··· DATA FOR THIS EXERCISE ···
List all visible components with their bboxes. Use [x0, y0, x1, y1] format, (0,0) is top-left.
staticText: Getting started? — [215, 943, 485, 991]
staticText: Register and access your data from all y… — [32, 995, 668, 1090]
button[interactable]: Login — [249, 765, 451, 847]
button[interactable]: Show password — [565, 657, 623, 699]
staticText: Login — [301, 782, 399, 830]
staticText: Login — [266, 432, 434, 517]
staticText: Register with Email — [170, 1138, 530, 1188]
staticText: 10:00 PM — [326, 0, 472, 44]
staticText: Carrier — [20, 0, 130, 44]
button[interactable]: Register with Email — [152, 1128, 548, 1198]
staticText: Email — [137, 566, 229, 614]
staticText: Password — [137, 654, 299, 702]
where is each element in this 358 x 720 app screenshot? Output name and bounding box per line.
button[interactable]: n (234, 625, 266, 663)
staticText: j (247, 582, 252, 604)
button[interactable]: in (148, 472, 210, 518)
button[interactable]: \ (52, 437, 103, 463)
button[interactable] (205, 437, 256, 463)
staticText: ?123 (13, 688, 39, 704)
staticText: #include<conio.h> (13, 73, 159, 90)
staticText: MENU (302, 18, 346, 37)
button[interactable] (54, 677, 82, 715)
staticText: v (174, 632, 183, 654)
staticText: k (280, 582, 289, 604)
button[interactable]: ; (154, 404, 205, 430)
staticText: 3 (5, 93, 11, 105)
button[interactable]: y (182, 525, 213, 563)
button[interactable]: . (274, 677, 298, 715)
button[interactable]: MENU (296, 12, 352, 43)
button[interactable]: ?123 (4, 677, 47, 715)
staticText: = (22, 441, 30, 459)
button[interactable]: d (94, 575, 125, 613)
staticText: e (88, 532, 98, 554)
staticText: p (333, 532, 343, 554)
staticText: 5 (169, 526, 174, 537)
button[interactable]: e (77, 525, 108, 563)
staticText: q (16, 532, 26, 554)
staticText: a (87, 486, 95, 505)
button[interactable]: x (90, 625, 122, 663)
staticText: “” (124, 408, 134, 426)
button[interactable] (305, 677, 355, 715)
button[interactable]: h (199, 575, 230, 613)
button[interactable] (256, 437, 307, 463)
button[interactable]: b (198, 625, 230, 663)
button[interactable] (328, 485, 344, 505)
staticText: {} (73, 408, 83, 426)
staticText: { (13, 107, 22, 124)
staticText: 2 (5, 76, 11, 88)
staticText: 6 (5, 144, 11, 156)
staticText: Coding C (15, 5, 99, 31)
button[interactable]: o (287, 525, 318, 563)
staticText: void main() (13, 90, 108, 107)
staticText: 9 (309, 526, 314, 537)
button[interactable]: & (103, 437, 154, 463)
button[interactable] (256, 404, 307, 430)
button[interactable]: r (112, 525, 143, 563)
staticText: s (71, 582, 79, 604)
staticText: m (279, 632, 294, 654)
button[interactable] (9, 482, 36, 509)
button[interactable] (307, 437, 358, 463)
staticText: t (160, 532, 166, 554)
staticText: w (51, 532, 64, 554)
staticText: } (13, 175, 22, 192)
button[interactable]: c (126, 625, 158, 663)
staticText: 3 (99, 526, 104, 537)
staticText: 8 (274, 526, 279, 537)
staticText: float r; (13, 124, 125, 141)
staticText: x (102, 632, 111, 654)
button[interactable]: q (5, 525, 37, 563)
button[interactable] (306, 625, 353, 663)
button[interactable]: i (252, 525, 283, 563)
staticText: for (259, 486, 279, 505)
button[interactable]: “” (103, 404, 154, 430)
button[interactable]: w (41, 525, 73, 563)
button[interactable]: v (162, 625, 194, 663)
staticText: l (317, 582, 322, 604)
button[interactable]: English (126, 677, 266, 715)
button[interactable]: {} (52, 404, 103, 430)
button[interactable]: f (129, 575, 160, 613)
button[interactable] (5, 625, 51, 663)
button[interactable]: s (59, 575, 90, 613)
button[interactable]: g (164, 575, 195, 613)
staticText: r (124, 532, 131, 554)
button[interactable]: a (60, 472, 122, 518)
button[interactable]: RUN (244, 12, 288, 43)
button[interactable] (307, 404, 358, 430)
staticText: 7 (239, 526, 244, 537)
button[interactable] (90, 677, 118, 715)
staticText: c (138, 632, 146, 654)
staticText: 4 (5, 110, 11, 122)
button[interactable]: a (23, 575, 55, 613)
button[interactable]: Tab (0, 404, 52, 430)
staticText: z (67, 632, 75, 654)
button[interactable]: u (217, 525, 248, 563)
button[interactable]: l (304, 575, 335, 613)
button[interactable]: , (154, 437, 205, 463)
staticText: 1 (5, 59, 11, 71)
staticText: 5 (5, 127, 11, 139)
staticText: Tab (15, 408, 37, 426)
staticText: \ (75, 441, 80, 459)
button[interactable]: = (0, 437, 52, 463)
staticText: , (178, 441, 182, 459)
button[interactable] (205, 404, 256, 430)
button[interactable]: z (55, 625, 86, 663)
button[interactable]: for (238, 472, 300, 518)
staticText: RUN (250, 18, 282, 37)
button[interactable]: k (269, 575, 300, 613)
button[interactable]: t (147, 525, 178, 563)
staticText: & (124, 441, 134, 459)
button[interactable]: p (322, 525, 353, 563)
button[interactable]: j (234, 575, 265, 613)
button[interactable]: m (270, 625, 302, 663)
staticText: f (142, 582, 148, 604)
···
**WORK TO BE COMPLETED:** Rewrite the entries above, changing every "Register with Email" to "Sign up with Email" and keeping everything else the same.

**SOLUTION TO THIS PROBLEM:**
List all visible components with their bboxes. Use [x0, y0, x1, y1] format, (0,0) is top-left.
staticText: Getting started? — [215, 943, 485, 991]
staticText: Register and access your data from all y… — [32, 995, 668, 1090]
button[interactable]: Login — [249, 765, 451, 847]
button[interactable]: Show password — [565, 657, 623, 699]
staticText: Login — [301, 782, 399, 830]
staticText: Login — [266, 432, 434, 517]
staticText: Sign up with Email — [170, 1138, 530, 1188]
staticText: 10:00 PM — [326, 0, 472, 44]
staticText: Carrier — [20, 0, 130, 44]
button[interactable]: Sign up with Email — [152, 1128, 548, 1198]
staticText: Email — [137, 566, 229, 614]
staticText: Password — [137, 654, 299, 702]
where is each element in this 358 x 720 app screenshot? Output name and bounding box per line.
button[interactable]: n (234, 625, 266, 663)
staticText: j (247, 582, 252, 604)
button[interactable]: in (148, 472, 210, 518)
button[interactable]: \ (52, 437, 103, 463)
button[interactable] (205, 437, 256, 463)
staticText: ?123 (13, 688, 39, 704)
staticText: #include<conio.h> (13, 73, 159, 90)
staticText: MENU (302, 18, 346, 37)
button[interactable] (54, 677, 82, 715)
staticText: v (174, 632, 183, 654)
staticText: k (280, 582, 289, 604)
button[interactable]: ; (154, 404, 205, 430)
staticText: 3 (5, 93, 11, 105)
button[interactable]: y (182, 525, 213, 563)
button[interactable]: . (274, 677, 298, 715)
button[interactable]: MENU (296, 12, 352, 43)
button[interactable]: ?123 (4, 677, 47, 715)
staticText: = (22, 441, 30, 459)
button[interactable]: d (94, 575, 125, 613)
staticText: e (88, 532, 98, 554)
staticText: p (333, 532, 343, 554)
staticText: 5 (169, 526, 174, 537)
button[interactable]: e (77, 525, 108, 563)
staticText: q (16, 532, 26, 554)
staticText: a (87, 486, 95, 505)
button[interactable]: x (90, 625, 122, 663)
staticText: “” (124, 408, 134, 426)
button[interactable] (305, 677, 355, 715)
button[interactable]: h (199, 575, 230, 613)
button[interactable] (256, 437, 307, 463)
button[interactable]: b (198, 625, 230, 663)
button[interactable] (328, 485, 344, 505)
staticText: {} (73, 408, 83, 426)
staticText: { (13, 107, 22, 124)
staticText: 2 (5, 76, 11, 88)
staticText: 6 (5, 144, 11, 156)
staticText: Coding C (15, 5, 99, 31)
button[interactable]: o (287, 525, 318, 563)
staticText: void main() (13, 90, 108, 107)
staticText: 9 (309, 526, 314, 537)
button[interactable]: & (103, 437, 154, 463)
button[interactable] (256, 404, 307, 430)
button[interactable]: r (112, 525, 143, 563)
staticText: s (71, 582, 79, 604)
staticText: m (279, 632, 294, 654)
button[interactable] (9, 482, 36, 509)
button[interactable] (307, 437, 358, 463)
staticText: t (160, 532, 166, 554)
staticText: w (51, 532, 64, 554)
staticText: } (13, 175, 22, 192)
button[interactable]: c (126, 625, 158, 663)
staticText: 3 (99, 526, 104, 537)
staticText: 8 (274, 526, 279, 537)
staticText: float r; (13, 124, 125, 141)
staticText: x (102, 632, 111, 654)
button[interactable]: q (5, 525, 37, 563)
button[interactable] (306, 625, 353, 663)
button[interactable]: i (252, 525, 283, 563)
staticText: for (259, 486, 279, 505)
button[interactable]: “” (103, 404, 154, 430)
button[interactable]: w (41, 525, 73, 563)
button[interactable]: v (162, 625, 194, 663)
staticText: l (317, 582, 322, 604)
button[interactable]: English (126, 677, 266, 715)
button[interactable]: {} (52, 404, 103, 430)
button[interactable]: f (129, 575, 160, 613)
button[interactable] (5, 625, 51, 663)
button[interactable]: s (59, 575, 90, 613)
button[interactable]: g (164, 575, 195, 613)
staticText: r (124, 532, 131, 554)
button[interactable]: a (60, 472, 122, 518)
button[interactable]: RUN (244, 12, 288, 43)
button[interactable] (307, 404, 358, 430)
staticText: 7 (239, 526, 244, 537)
button[interactable] (90, 677, 118, 715)
staticText: c (138, 632, 146, 654)
staticText: 4 (5, 110, 11, 122)
button[interactable]: a (23, 575, 55, 613)
button[interactable]: Tab (0, 404, 52, 430)
staticText: z (67, 632, 75, 654)
button[interactable]: u (217, 525, 248, 563)
button[interactable]: l (304, 575, 335, 613)
button[interactable]: , (154, 437, 205, 463)
staticText: 1 (5, 59, 11, 71)
staticText: 5 (5, 127, 11, 139)
staticText: Tab (15, 408, 37, 426)
staticText: \ (75, 441, 80, 459)
button[interactable]: = (0, 437, 52, 463)
staticText: , (178, 441, 182, 459)
button[interactable] (205, 404, 256, 430)
button[interactable]: z (55, 625, 86, 663)
button[interactable]: for (238, 472, 300, 518)
staticText: RUN (250, 18, 282, 37)
button[interactable]: k (269, 575, 300, 613)
button[interactable]: t (147, 525, 178, 563)
staticText: & (124, 441, 134, 459)
button[interactable]: p (322, 525, 353, 563)
button[interactable]: j (234, 575, 265, 613)
button[interactable]: m (270, 625, 302, 663)
staticText: f (142, 582, 148, 604)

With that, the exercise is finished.